===== PROVIDED MATERIAL =====
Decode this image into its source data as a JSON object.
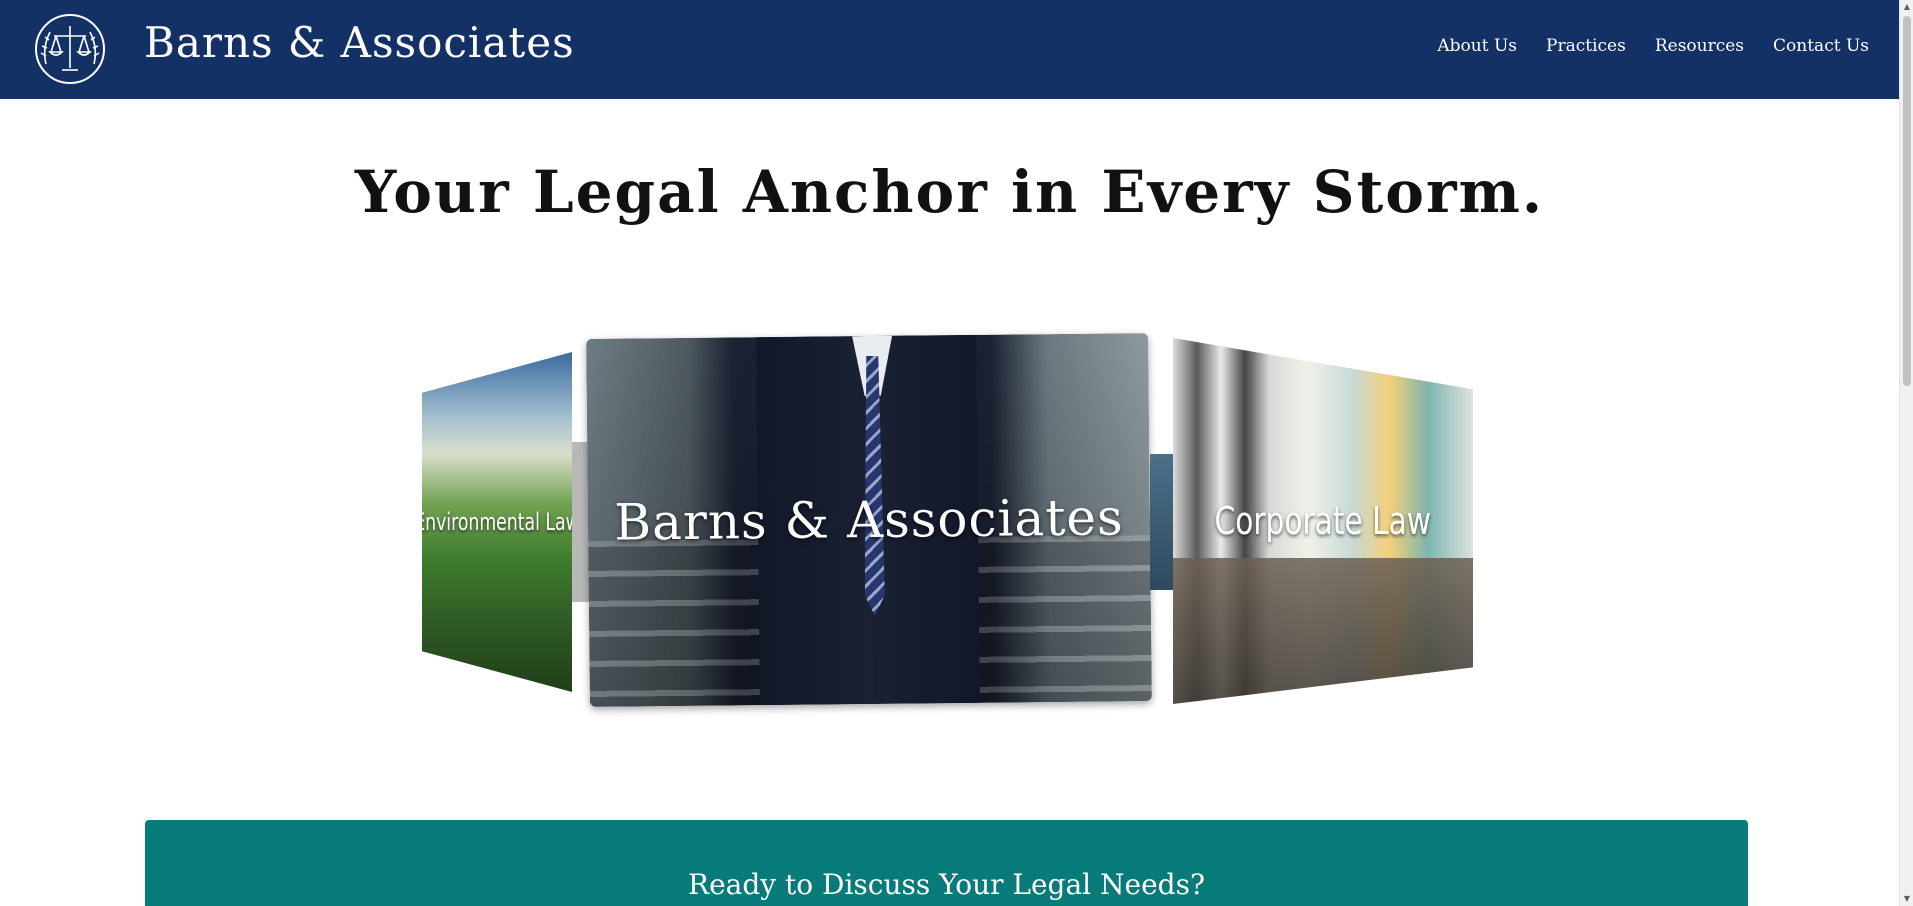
{
  "header": {
    "brand": "Barns & Associates",
    "logo_icon": "scales-of-justice-laurel-icon",
    "nav": [
      "About Us",
      "Practices",
      "Resources",
      "Contact Us"
    ],
    "background": "#143166"
  },
  "hero": {
    "title": "Your Legal Anchor in Every Storm."
  },
  "carousel": {
    "left_card": "Environmental Law",
    "center_card": "Barns & Associates",
    "right_card": "Corporate Law"
  },
  "cta": {
    "heading": "Ready to Discuss Your Legal Needs?",
    "background": "#077a7a"
  },
  "scrollbar": {
    "up_icon": "arrow-up-icon",
    "down_icon": "arrow-down-icon"
  }
}
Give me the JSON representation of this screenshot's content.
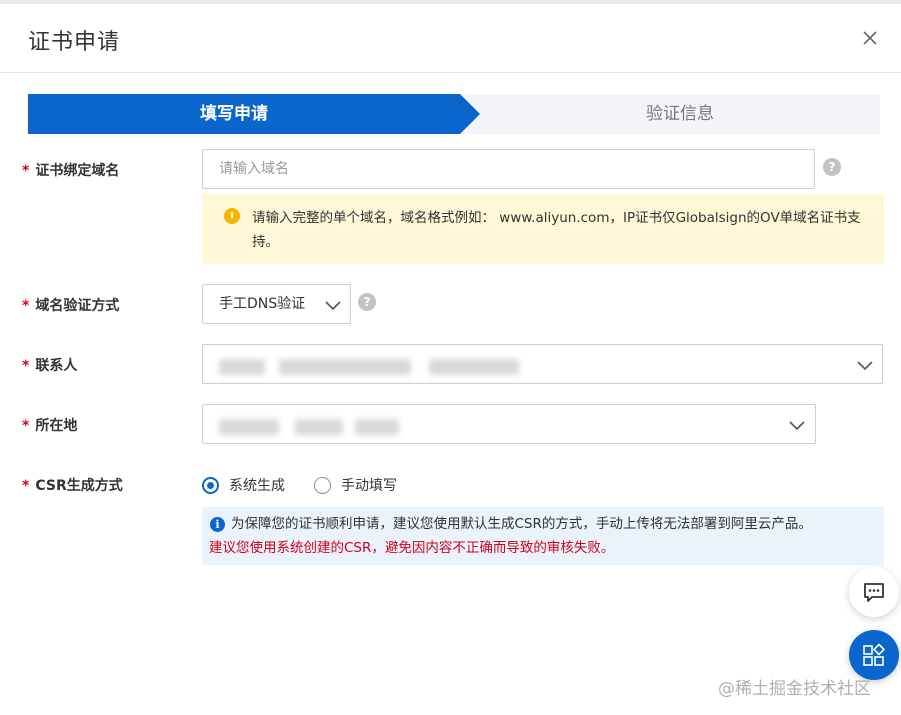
{
  "dialog": {
    "title": "证书申请",
    "close_icon": "close-icon"
  },
  "steps": [
    {
      "label": "填写申请",
      "active": true
    },
    {
      "label": "验证信息",
      "active": false
    }
  ],
  "form": {
    "domain": {
      "label": "证书绑定域名",
      "placeholder": "请输入域名",
      "value": "",
      "warning": "请输入完整的单个域名，域名格式例如： www.aliyun.com，IP证书仅Globalsign的OV单域名证书支持。"
    },
    "verify_method": {
      "label": "域名验证方式",
      "value": "手工DNS验证"
    },
    "contact": {
      "label": "联系人"
    },
    "location": {
      "label": "所在地"
    },
    "csr": {
      "label": "CSR生成方式",
      "options": [
        "系统生成",
        "手动填写"
      ],
      "selected": 0,
      "info_line1": "为保障您的证书顺利申请，建议您使用默认生成CSR的方式，手动上传将无法部署到阿里云产品。",
      "info_line2": "建议您使用系统创建的CSR，避免因内容不正确而导致的审核失败。"
    },
    "required_mark": "*"
  },
  "colors": {
    "primary": "#0a66cc",
    "required": "#d0021b",
    "warning_bg": "#fff7d6",
    "info_bg": "#eaf2fc"
  },
  "watermark": "@稀土掘金技术社区"
}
=====
# WHAT YOU HAVE TO DO
Check each line of the records for the word "Your", and show the lines that contain it.

# SOLUTION FOR THIS PROBLEM
    "title": "Your Legal Anchor in Every Storm."
    "heading": "Ready to Discuss Your Legal Needs?",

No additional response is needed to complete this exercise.